[Records excerpted from a collection]
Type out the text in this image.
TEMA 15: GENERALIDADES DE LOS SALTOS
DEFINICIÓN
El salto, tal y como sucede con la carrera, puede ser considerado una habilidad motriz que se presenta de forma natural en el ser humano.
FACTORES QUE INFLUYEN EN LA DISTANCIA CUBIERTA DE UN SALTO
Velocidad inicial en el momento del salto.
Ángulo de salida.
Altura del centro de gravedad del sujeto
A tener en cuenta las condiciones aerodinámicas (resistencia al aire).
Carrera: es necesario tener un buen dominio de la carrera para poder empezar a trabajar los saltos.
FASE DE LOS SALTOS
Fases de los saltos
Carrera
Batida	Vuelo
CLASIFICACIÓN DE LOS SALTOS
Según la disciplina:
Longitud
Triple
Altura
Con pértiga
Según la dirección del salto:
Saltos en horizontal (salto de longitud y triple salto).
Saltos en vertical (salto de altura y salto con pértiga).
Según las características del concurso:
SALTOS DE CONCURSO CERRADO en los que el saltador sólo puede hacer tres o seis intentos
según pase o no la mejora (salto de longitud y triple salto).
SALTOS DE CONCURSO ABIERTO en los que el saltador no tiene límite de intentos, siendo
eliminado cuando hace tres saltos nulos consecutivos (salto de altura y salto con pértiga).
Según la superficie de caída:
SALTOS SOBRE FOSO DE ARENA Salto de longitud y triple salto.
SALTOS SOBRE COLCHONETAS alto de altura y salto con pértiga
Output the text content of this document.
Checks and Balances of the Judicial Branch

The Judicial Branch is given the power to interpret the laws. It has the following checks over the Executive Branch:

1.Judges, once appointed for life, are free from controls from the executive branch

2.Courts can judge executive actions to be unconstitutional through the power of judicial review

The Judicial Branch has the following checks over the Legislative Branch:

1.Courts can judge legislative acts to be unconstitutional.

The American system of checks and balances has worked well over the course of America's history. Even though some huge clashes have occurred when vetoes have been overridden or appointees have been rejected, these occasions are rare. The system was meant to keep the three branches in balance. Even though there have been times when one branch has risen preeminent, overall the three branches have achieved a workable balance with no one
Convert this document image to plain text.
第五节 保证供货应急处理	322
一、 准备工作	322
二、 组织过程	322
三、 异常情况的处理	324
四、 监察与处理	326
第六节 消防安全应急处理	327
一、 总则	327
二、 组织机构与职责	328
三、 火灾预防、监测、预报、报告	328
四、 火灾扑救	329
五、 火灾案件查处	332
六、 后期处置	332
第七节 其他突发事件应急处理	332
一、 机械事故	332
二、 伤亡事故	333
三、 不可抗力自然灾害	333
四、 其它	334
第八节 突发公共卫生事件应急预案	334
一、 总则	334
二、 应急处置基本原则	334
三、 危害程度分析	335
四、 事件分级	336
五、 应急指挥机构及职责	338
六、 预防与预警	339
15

GIVEN TASK:
Restate the listing in full, word for word.

SOLUTION:
Type out the text in this image.
TEMA 15: GENERALIDADES DE LOS SALTOS
DEFINICIÓN
El salto, tal y como sucede con la carrera, puede ser considerado una habilidad motriz que se presenta de forma natural en el ser humano.
FACTORES QUE INFLUYEN EN LA DISTANCIA CUBIERTA DE UN SALTO
Velocidad inicial en el momento del salto.
Ángulo de salida.
Altura del centro de gravedad del sujeto
A tener en cuenta las condiciones aerodinámicas (resistencia al aire).
Carrera: es necesario tener un buen dominio de la carrera para poder empezar a trabajar los saltos.
FASE DE LOS SALTOS
Fases de los saltos
Carrera
Batida	Vuelo
CLASIFICACIÓN DE LOS SALTOS
Según la disciplina:
Longitud
Triple
Altura
Con pértiga
Según la dirección del salto:
Saltos en horizontal (salto de longitud y triple salto).
Saltos en vertical (salto de altura y salto con pértiga).
Según las características del concurso:
SALTOS DE CONCURSO CERRADO en los que el saltador sólo puede hacer tres o seis intentos
según pase o no la mejora (salto de longitud y triple salto).
SALTOS DE CONCURSO ABIERTO en los que el saltador no tiene límite de intentos, siendo
eliminado cuando hace tres saltos nulos consecutivos (salto de altura y salto con pértiga).
Según la superficie de caída:
SALTOS SOBRE FOSO DE ARENA Salto de longitud y triple salto.
SALTOS SOBRE COLCHONETAS alto de altura y salto con pértiga
Output the text content of this document.
Checks and Balances of the Judicial Branch

The Judicial Branch is given the power to interpret the laws. It has the following checks over the Executive Branch:

1.Judges, once appointed for life, are free from controls from the executive branch

2.Courts can judge executive actions to be unconstitutional through the power of judicial review

The Judicial Branch has the following checks over the Legislative Branch:

1.Courts can judge legislative acts to be unconstitutional.

The American system of checks and balances has worked well over the course of America's history. Even though some huge clashes have occurred when vetoes have been overridden or appointees have been rejected, these occasions are rare. The system was meant to keep the three branches in balance. Even though there have been times when one branch has risen preeminent, overall the three branches have achieved a workable balance with no one
Convert this document image to plain text.
第五节 保证供货应急处理	322
一、 准备工作	322
二、 组织过程	322
三、 异常情况的处理	324
四、 监察与处理	326
第六节 消防安全应急处理	327
一、 总则	327
二、 组织机构与职责	328
三、 火灾预防、监测、预报、报告	328
四、 火灾扑救	329
五、 火灾案件查处	332
六、 后期处置	332
第七节 其他突发事件应急处理	332
一、 机械事故	332
二、 伤亡事故	333
三、 不可抗力自然灾害	333
四、 其它	334
第八节 突发公共卫生事件应急预案	334
一、 总则	334
二、 应急处置基本原则	334
三、 危害程度分析	335
四、 事件分级	336
五、 应急指挥机构及职责	338
六、 预防与预警	339
15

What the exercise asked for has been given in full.